— begin DATA RECORDS —

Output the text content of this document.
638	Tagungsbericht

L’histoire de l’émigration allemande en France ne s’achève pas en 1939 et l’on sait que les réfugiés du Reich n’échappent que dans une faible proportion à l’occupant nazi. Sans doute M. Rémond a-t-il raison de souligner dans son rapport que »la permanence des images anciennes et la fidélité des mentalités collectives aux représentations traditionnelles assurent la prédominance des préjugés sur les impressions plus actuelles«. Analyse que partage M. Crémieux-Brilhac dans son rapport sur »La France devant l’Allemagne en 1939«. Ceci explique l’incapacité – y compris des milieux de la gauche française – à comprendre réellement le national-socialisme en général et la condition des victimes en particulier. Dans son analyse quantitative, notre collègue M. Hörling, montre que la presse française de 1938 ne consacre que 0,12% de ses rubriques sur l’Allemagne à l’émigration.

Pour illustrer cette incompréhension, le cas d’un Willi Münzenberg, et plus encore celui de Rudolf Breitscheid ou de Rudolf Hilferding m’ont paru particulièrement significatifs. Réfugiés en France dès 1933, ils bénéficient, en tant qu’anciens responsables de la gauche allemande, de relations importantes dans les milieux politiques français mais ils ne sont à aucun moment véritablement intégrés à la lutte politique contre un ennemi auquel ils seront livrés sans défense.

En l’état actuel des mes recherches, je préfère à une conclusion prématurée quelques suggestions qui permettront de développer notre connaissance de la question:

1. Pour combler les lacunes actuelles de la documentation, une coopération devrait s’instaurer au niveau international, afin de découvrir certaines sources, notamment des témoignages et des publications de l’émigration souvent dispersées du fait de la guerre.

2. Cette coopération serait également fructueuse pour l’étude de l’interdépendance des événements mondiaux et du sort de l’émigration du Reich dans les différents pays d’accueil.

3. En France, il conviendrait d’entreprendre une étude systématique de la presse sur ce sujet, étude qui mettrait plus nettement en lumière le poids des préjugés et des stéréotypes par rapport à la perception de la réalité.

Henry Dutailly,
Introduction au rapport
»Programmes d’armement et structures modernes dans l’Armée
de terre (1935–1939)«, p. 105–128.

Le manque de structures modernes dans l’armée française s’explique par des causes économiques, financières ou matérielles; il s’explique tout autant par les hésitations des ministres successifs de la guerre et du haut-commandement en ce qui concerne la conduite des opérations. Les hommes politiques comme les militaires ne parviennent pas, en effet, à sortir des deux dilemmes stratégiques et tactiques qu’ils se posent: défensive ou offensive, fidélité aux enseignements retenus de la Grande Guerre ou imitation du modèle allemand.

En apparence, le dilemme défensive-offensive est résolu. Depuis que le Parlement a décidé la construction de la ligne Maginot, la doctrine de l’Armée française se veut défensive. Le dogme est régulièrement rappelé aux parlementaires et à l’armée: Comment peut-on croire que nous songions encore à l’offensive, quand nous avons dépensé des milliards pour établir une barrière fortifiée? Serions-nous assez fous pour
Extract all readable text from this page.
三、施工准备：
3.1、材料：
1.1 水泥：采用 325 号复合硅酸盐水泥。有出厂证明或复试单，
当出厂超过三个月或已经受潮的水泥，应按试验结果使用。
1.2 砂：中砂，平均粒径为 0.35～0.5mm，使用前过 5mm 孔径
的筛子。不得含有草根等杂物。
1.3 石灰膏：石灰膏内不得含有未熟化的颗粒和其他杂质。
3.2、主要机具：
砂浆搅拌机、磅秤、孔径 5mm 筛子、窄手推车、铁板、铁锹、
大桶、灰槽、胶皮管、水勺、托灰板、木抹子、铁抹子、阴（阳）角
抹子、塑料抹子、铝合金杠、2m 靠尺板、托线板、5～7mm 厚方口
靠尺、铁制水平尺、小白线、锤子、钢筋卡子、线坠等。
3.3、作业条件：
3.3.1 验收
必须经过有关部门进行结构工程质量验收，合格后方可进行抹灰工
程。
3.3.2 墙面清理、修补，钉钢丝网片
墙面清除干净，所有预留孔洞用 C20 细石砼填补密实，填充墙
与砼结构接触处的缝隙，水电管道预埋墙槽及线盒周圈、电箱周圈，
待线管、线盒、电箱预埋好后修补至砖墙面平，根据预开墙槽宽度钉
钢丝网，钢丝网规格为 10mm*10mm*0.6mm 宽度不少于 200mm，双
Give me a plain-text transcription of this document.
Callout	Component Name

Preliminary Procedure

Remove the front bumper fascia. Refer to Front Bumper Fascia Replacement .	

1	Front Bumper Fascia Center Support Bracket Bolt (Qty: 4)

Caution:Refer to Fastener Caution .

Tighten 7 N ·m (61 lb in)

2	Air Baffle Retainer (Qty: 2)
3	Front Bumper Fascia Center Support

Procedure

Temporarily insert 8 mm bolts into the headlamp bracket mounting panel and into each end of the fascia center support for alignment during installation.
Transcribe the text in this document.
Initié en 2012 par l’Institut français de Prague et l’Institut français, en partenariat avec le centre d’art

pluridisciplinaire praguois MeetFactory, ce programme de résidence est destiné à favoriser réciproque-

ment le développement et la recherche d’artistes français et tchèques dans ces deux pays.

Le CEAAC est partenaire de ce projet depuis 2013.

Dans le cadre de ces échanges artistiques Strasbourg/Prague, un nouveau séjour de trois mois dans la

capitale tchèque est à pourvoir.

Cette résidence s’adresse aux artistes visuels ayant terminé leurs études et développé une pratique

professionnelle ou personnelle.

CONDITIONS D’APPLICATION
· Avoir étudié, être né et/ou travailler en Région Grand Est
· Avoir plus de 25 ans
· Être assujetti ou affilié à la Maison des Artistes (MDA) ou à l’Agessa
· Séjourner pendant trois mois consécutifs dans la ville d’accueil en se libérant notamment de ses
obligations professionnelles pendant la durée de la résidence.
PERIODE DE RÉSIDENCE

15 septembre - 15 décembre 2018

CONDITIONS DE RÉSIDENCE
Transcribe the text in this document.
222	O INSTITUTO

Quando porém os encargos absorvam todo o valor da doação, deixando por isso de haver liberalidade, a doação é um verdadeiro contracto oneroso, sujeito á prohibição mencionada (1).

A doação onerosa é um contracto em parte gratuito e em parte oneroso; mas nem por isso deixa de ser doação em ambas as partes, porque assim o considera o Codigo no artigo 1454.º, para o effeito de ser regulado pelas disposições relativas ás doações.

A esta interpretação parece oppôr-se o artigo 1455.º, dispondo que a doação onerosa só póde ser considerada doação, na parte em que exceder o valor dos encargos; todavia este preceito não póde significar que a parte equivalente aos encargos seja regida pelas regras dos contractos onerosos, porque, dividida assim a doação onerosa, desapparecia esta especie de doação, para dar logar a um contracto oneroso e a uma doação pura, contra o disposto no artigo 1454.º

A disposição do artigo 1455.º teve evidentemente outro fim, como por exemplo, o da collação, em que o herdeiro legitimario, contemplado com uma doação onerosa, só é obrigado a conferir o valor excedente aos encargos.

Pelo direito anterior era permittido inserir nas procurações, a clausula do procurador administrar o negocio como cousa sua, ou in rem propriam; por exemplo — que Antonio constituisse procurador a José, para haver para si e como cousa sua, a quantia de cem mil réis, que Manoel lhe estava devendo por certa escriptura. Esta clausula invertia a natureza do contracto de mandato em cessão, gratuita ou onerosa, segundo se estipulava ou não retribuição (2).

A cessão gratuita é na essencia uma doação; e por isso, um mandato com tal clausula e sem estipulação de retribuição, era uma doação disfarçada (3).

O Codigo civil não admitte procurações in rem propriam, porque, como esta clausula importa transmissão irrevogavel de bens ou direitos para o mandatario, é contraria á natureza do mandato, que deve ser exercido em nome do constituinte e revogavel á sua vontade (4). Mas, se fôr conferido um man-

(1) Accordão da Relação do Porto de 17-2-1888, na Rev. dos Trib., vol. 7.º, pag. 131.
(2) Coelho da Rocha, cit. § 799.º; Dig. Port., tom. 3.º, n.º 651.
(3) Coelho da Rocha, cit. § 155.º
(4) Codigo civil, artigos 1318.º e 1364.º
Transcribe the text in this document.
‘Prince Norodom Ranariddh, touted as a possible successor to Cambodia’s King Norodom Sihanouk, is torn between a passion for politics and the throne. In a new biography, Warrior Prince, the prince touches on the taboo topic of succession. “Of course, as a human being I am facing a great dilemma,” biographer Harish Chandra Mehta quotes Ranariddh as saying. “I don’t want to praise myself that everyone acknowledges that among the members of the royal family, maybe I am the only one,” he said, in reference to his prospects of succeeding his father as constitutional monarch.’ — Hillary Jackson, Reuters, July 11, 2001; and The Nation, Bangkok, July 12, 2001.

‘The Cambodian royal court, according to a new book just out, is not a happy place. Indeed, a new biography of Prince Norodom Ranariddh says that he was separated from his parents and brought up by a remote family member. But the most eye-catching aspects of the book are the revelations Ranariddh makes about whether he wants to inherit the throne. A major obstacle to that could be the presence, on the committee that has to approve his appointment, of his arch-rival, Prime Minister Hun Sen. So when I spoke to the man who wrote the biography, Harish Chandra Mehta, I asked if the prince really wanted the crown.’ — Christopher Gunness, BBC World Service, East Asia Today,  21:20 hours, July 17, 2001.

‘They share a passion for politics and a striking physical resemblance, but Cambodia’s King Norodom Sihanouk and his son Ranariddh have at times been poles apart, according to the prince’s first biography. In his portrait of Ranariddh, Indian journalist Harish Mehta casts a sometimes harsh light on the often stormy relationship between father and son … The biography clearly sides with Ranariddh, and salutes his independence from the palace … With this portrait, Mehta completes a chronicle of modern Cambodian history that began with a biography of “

— end DATA RECORDS —

*EXERCISE INSTRUCTIONS*
Look through the entries and find each line that has the string "actuelles". Copy those lines.

*TASK SOLUTION*
L’histoire de l’émigration allemande en France ne s’achève pas en 1939 et l’on sait que les réfugiés du Reich n’échappent que dans une faible proportion à l’occupant nazi. Sans doute M. Rémond a-t-il raison de souligner dans son rapport que »la permanence des images anciennes et la fidélité des mentalités collectives aux représentations traditionnelles assurent la prédominance des préjugés sur les impressions plus actuelles«. Analyse que partage M. Crémieux-Brilhac dans son rapport sur »La France devant l’Allemagne en 1939«. Ceci explique l’incapacité – y compris des milieux de la gauche française – à comprendre réellement le national-socialisme en général et la condition des victimes en particulier. Dans son analyse quantitative, notre collègue M. Hörling, montre que la presse française de 1938 ne consacre que 0,12% de ses rubriques sur l’Allemagne à l’émigration.
1. Pour combler les lacunes actuelles de la documentation, une coopération devrait s’instaurer au niveau international, afin de découvrir certaines sources, notamment des témoignages et des publications de l’émigration souvent dispersées du fait de la guerre.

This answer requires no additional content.